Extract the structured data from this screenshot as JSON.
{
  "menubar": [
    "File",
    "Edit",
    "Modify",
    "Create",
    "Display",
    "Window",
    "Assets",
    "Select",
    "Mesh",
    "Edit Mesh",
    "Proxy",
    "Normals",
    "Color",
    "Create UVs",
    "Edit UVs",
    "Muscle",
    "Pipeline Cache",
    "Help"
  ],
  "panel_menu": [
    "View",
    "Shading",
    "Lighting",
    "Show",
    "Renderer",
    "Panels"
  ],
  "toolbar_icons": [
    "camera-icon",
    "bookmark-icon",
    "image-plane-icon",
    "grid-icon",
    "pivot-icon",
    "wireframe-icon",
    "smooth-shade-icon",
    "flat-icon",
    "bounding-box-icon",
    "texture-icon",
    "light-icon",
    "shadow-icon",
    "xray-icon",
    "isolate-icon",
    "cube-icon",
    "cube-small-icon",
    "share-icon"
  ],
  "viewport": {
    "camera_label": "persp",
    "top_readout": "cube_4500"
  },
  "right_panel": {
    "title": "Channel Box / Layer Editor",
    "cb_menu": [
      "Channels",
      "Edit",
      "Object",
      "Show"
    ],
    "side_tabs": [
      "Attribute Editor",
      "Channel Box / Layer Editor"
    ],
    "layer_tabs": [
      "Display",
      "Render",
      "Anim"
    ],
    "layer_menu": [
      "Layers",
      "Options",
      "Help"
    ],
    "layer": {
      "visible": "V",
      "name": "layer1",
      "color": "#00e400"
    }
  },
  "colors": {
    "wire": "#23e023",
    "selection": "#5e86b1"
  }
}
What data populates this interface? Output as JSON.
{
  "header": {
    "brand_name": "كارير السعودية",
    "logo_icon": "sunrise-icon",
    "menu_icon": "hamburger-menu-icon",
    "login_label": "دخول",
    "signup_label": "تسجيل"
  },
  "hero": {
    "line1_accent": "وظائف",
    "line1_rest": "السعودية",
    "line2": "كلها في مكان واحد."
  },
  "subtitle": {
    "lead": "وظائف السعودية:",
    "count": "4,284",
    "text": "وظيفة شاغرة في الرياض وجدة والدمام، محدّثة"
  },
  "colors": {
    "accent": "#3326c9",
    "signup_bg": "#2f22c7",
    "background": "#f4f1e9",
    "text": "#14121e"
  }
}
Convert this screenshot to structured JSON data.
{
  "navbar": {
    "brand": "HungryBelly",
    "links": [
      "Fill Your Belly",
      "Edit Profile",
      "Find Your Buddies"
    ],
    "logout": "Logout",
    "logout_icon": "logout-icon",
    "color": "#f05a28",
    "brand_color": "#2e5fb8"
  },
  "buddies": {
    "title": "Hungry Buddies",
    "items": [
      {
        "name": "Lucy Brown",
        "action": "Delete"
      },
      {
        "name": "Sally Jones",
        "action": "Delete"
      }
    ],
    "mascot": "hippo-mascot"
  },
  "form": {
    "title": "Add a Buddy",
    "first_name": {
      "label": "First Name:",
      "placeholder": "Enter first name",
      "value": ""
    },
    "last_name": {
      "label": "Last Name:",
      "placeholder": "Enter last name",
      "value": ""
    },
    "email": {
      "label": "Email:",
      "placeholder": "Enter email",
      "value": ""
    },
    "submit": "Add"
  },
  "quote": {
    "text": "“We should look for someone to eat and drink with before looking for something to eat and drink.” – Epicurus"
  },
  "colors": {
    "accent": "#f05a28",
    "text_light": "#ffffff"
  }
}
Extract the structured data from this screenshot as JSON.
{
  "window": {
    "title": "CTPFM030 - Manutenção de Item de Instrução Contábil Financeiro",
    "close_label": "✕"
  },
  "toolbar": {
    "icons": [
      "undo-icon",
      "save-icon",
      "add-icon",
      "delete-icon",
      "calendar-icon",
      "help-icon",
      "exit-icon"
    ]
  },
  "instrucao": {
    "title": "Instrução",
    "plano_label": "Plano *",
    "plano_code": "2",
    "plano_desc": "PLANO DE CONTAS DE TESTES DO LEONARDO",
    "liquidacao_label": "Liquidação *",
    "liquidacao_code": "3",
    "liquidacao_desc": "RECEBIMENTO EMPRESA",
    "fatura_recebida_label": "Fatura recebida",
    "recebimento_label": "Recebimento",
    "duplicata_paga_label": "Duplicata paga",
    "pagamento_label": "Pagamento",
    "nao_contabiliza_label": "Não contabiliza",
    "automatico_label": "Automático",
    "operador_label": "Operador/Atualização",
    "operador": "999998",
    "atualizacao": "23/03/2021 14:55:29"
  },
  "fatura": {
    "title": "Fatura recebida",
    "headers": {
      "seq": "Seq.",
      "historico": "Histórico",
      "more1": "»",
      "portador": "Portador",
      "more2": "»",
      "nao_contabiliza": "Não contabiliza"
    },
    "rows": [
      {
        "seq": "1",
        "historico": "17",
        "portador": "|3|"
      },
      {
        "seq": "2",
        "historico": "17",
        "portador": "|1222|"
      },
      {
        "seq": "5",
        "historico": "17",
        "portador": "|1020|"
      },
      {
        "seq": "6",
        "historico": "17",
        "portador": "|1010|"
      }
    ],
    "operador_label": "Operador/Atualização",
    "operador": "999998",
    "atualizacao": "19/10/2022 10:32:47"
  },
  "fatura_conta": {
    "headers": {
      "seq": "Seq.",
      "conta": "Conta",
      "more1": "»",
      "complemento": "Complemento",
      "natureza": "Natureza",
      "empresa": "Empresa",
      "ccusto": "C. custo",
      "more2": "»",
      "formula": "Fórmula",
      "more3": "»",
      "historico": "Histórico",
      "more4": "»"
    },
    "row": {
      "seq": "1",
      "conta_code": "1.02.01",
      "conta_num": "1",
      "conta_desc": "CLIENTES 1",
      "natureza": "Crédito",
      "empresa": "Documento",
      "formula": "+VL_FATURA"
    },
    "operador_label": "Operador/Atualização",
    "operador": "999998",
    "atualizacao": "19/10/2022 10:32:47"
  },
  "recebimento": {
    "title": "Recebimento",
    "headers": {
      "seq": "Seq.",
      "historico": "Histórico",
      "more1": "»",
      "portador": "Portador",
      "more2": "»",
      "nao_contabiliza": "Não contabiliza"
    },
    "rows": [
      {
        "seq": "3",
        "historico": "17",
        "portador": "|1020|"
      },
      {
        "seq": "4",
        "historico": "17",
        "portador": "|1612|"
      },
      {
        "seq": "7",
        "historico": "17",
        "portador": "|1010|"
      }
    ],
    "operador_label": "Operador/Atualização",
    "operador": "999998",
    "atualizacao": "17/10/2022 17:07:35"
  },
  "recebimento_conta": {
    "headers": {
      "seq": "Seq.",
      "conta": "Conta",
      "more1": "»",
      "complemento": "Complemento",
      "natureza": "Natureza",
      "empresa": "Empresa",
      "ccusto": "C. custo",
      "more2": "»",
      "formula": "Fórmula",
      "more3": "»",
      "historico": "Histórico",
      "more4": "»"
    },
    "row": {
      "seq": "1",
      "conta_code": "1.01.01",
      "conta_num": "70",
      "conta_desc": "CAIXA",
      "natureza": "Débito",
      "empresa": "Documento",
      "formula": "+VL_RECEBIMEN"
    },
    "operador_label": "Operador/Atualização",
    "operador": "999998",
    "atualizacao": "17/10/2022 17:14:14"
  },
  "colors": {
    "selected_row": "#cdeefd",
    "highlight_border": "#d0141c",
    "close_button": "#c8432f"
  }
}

→ **REQUIRED WORK**
Using the data above, return each line exactly as written.

→ **COMPLETE RESPONSE**
Extract the structured data from this screenshot as JSON.
{
  "menubar": [
    "File",
    "Edit",
    "Modify",
    "Create",
    "Display",
    "Window",
    "Assets",
    "Select",
    "Mesh",
    "Edit Mesh",
    "Proxy",
    "Normals",
    "Color",
    "Create UVs",
    "Edit UVs",
    "Muscle",
    "Pipeline Cache",
    "Help"
  ],
  "panel_menu": [
    "View",
    "Shading",
    "Lighting",
    "Show",
    "Renderer",
    "Panels"
  ],
  "toolbar_icons": [
    "camera-icon",
    "bookmark-icon",
    "image-plane-icon",
    "grid-icon",
    "pivot-icon",
    "wireframe-icon",
    "smooth-shade-icon",
    "flat-icon",
    "bounding-box-icon",
    "texture-icon",
    "light-icon",
    "shadow-icon",
    "xray-icon",
    "isolate-icon",
    "cube-icon",
    "cube-small-icon",
    "share-icon"
  ],
  "viewport": {
    "camera_label": "persp",
    "top_readout": "cube_4500"
  },
  "right_panel": {
    "title": "Channel Box / Layer Editor",
    "cb_menu": [
      "Channels",
      "Edit",
      "Object",
      "Show"
    ],
    "side_tabs": [
      "Attribute Editor",
      "Channel Box / Layer Editor"
    ],
    "layer_tabs": [
      "Display",
      "Render",
      "Anim"
    ],
    "layer_menu": [
      "Layers",
      "Options",
      "Help"
    ],
    "layer": {
      "visible": "V",
      "name": "layer1",
      "color": "#00e400"
    }
  },
  "colors": {
    "wire": "#23e023",
    "selection": "#5e86b1"
  }
}
What data populates this interface? Output as JSON.
{
  "header": {
    "brand_name": "كارير السعودية",
    "logo_icon": "sunrise-icon",
    "menu_icon": "hamburger-menu-icon",
    "login_label": "دخول",
    "signup_label": "تسجيل"
  },
  "hero": {
    "line1_accent": "وظائف",
    "line1_rest": "السعودية",
    "line2": "كلها في مكان واحد."
  },
  "subtitle": {
    "lead": "وظائف السعودية:",
    "count": "4,284",
    "text": "وظيفة شاغرة في الرياض وجدة والدمام، محدّثة"
  },
  "colors": {
    "accent": "#3326c9",
    "signup_bg": "#2f22c7",
    "background": "#f4f1e9",
    "text": "#14121e"
  }
}
Convert this screenshot to structured JSON data.
{
  "navbar": {
    "brand": "HungryBelly",
    "links": [
      "Fill Your Belly",
      "Edit Profile",
      "Find Your Buddies"
    ],
    "logout": "Logout",
    "logout_icon": "logout-icon",
    "color": "#f05a28",
    "brand_color": "#2e5fb8"
  },
  "buddies": {
    "title": "Hungry Buddies",
    "items": [
      {
        "name": "Lucy Brown",
        "action": "Delete"
      },
      {
        "name": "Sally Jones",
        "action": "Delete"
      }
    ],
    "mascot": "hippo-mascot"
  },
  "form": {
    "title": "Add a Buddy",
    "first_name": {
      "label": "First Name:",
      "placeholder": "Enter first name",
      "value": ""
    },
    "last_name": {
      "label": "Last Name:",
      "placeholder": "Enter last name",
      "value": ""
    },
    "email": {
      "label": "Email:",
      "placeholder": "Enter email",
      "value": ""
    },
    "submit": "Add"
  },
  "quote": {
    "text": "“We should look for someone to eat and drink with before looking for something to eat and drink.” – Epicurus"
  },
  "colors": {
    "accent": "#f05a28",
    "text_light": "#ffffff"
  }
}
Extract the structured data from this screenshot as JSON.
{
  "window": {
    "title": "CTPFM030 - Manutenção de Item de Instrução Contábil Financeiro",
    "close_label": "✕"
  },
  "toolbar": {
    "icons": [
      "undo-icon",
      "save-icon",
      "add-icon",
      "delete-icon",
      "calendar-icon",
      "help-icon",
      "exit-icon"
    ]
  },
  "instrucao": {
    "title": "Instrução",
    "plano_label": "Plano *",
    "plano_code": "2",
    "plano_desc": "PLANO DE CONTAS DE TESTES DO LEONARDO",
    "liquidacao_label": "Liquidação *",
    "liquidacao_code": "3",
    "liquidacao_desc": "RECEBIMENTO EMPRESA",
    "fatura_recebida_label": "Fatura recebida",
    "recebimento_label": "Recebimento",
    "duplicata_paga_label": "Duplicata paga",
    "pagamento_label": "Pagamento",
    "nao_contabiliza_label": "Não contabiliza",
    "automatico_label": "Automático",
    "operador_label": "Operador/Atualização",
    "operador": "999998",
    "atualizacao": "23/03/2021 14:55:29"
  },
  "fatura": {
    "title": "Fatura recebida",
    "headers": {
      "seq": "Seq.",
      "historico": "Histórico",
      "more1": "»",
      "portador": "Portador",
      "more2": "»",
      "nao_contabiliza": "Não contabiliza"
    },
    "rows": [
      {
        "seq": "1",
        "historico": "17",
        "portador": "|3|"
      },
      {
        "seq": "2",
        "historico": "17",
        "portador": "|1222|"
      },
      {
        "seq": "5",
        "historico": "17",
        "portador": "|1020|"
      },
      {
        "seq": "6",
        "historico": "17",
        "portador": "|1010|"
      }
    ],
    "operador_label": "Operador/Atualização",
    "operador": "999998",
    "atualizacao": "19/10/2022 10:32:47"
  },
  "fatura_conta": {
    "headers": {
      "seq": "Seq.",
      "conta": "Conta",
      "more1": "»",
      "complemento": "Complemento",
      "natureza": "Natureza",
      "empresa": "Empresa",
      "ccusto": "C. custo",
      "more2": "»",
      "formula": "Fórmula",
      "more3": "»",
      "historico": "Histórico",
      "more4": "»"
    },
    "row": {
      "seq": "1",
      "conta_code": "1.02.01",
      "conta_num": "1",
      "conta_desc": "CLIENTES 1",
      "natureza": "Crédito",
      "empresa": "Documento",
      "formula": "+VL_FATURA"
    },
    "operador_label": "Operador/Atualização",
    "operador": "999998",
    "atualizacao": "19/10/2022 10:32:47"
  },
  "recebimento": {
    "title": "Recebimento",
    "headers": {
      "seq": "Seq.",
      "historico": "Histórico",
      "more1": "»",
      "portador": "Portador",
      "more2": "»",
      "nao_contabiliza": "Não contabiliza"
    },
    "rows": [
      {
        "seq": "3",
        "historico": "17",
        "portador": "|1020|"
      },
      {
        "seq": "4",
        "historico": "17",
        "portador": "|1612|"
      },
      {
        "seq": "7",
        "historico": "17",
        "portador": "|1010|"
      }
    ],
    "operador_label": "Operador/Atualização",
    "operador": "999998",
    "atualizacao": "17/10/2022 17:07:35"
  },
  "recebimento_conta": {
    "headers": {
      "seq": "Seq.",
      "conta": "Conta",
      "more1": "»",
      "complemento": "Complemento",
      "natureza": "Natureza",
      "empresa": "Empresa",
      "ccusto": "C. custo",
      "more2": "»",
      "formula": "Fórmula",
      "more3": "»",
      "historico": "Histórico",
      "more4": "»"
    },
    "row": {
      "seq": "1",
      "conta_code": "1.01.01",
      "conta_num": "70",
      "conta_desc": "CAIXA",
      "natureza": "Débito",
      "empresa": "Documento",
      "formula": "+VL_RECEBIMEN"
    },
    "operador_label": "Operador/Atualização",
    "operador": "999998",
    "atualizacao": "17/10/2022 17:14:14"
  },
  "colors": {
    "selected_row": "#cdeefd",
    "highlight_border": "#d0141c",
    "close_button": "#c8432f"
  }
}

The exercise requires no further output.